__Entries shown__

## start

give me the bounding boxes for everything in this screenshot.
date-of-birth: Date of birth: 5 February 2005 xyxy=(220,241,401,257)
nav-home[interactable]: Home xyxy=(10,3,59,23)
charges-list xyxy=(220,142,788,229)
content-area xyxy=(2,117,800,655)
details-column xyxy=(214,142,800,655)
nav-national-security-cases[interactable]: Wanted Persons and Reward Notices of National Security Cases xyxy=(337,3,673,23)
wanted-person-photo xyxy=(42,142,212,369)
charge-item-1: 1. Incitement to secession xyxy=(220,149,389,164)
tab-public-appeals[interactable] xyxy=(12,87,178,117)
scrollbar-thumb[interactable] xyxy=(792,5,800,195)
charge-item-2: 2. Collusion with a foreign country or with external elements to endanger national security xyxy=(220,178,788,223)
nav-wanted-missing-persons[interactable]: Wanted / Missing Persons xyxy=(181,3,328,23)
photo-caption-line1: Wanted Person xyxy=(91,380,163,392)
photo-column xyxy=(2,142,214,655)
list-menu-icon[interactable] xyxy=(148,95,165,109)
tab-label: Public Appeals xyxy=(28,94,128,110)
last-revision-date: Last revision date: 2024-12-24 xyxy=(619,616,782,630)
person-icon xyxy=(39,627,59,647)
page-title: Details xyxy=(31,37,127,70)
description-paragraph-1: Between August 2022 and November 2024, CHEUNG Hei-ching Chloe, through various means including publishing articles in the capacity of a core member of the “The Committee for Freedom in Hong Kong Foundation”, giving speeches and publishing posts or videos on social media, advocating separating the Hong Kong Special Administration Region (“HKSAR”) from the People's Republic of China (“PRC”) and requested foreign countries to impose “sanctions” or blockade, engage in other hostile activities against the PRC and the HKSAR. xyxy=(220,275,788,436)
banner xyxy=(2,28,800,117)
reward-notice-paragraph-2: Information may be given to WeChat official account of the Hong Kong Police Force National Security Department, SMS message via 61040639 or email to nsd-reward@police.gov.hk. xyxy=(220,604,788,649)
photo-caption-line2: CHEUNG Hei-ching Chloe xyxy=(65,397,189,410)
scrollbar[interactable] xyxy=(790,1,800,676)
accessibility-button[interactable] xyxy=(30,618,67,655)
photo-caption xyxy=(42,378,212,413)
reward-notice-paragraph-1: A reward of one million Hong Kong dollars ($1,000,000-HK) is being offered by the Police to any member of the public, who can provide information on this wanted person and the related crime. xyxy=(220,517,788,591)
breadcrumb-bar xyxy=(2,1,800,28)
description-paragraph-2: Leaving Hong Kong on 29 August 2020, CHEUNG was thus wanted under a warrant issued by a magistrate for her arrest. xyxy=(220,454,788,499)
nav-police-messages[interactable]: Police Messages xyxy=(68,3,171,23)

## end

__What this task involves__
Return each record above unchanged, character for character, from the first line to the last.

__Response to the task__
give me the bounding boxes for everything in this screenshot.
date-of-birth: Date of birth: 5 February 2005 xyxy=(220,241,401,257)
nav-home[interactable]: Home xyxy=(10,3,59,23)
charges-list xyxy=(220,142,788,229)
content-area xyxy=(2,117,800,655)
details-column xyxy=(214,142,800,655)
nav-national-security-cases[interactable]: Wanted Persons and Reward Notices of National Security Cases xyxy=(337,3,673,23)
wanted-person-photo xyxy=(42,142,212,369)
charge-item-1: 1. Incitement to secession xyxy=(220,149,389,164)
tab-public-appeals[interactable] xyxy=(12,87,178,117)
scrollbar-thumb[interactable] xyxy=(792,5,800,195)
charge-item-2: 2. Collusion with a foreign country or with external elements to endanger national security xyxy=(220,178,788,223)
nav-wanted-missing-persons[interactable]: Wanted / Missing Persons xyxy=(181,3,328,23)
photo-caption-line1: Wanted Person xyxy=(91,380,163,392)
photo-column xyxy=(2,142,214,655)
list-menu-icon[interactable] xyxy=(148,95,165,109)
tab-label: Public Appeals xyxy=(28,94,128,110)
last-revision-date: Last revision date: 2024-12-24 xyxy=(619,616,782,630)
person-icon xyxy=(39,627,59,647)
page-title: Details xyxy=(31,37,127,70)
description-paragraph-1: Between August 2022 and November 2024, CHEUNG Hei-ching Chloe, through various means including publishing articles in the capacity of a core member of the “The Committee for Freedom in Hong Kong Foundation”, giving speeches and publishing posts or videos on social media, advocating separating the Hong Kong Special Administration Region (“HKSAR”) from the People's Republic of China (“PRC”) and requested foreign countries to impose “sanctions” or blockade, engage in other hostile activities against the PRC and the HKSAR. xyxy=(220,275,788,436)
banner xyxy=(2,28,800,117)
reward-notice-paragraph-2: Information may be given to WeChat official account of the Hong Kong Police Force National Security Department, SMS message via 61040639 or email to nsd-reward@police.gov.hk. xyxy=(220,604,788,649)
photo-caption-line2: CHEUNG Hei-ching Chloe xyxy=(65,397,189,410)
scrollbar[interactable] xyxy=(790,1,800,676)
accessibility-button[interactable] xyxy=(30,618,67,655)
photo-caption xyxy=(42,378,212,413)
reward-notice-paragraph-1: A reward of one million Hong Kong dollars ($1,000,000-HK) is being offered by the Police to any member of the public, who can provide information on this wanted person and the related crime. xyxy=(220,517,788,591)
breadcrumb-bar xyxy=(2,1,800,28)
description-paragraph-2: Leaving Hong Kong on 29 August 2020, CHEUNG was thus wanted under a warrant issued by a magistrate for her arrest. xyxy=(220,454,788,499)
nav-police-messages[interactable]: Police Messages xyxy=(68,3,171,23)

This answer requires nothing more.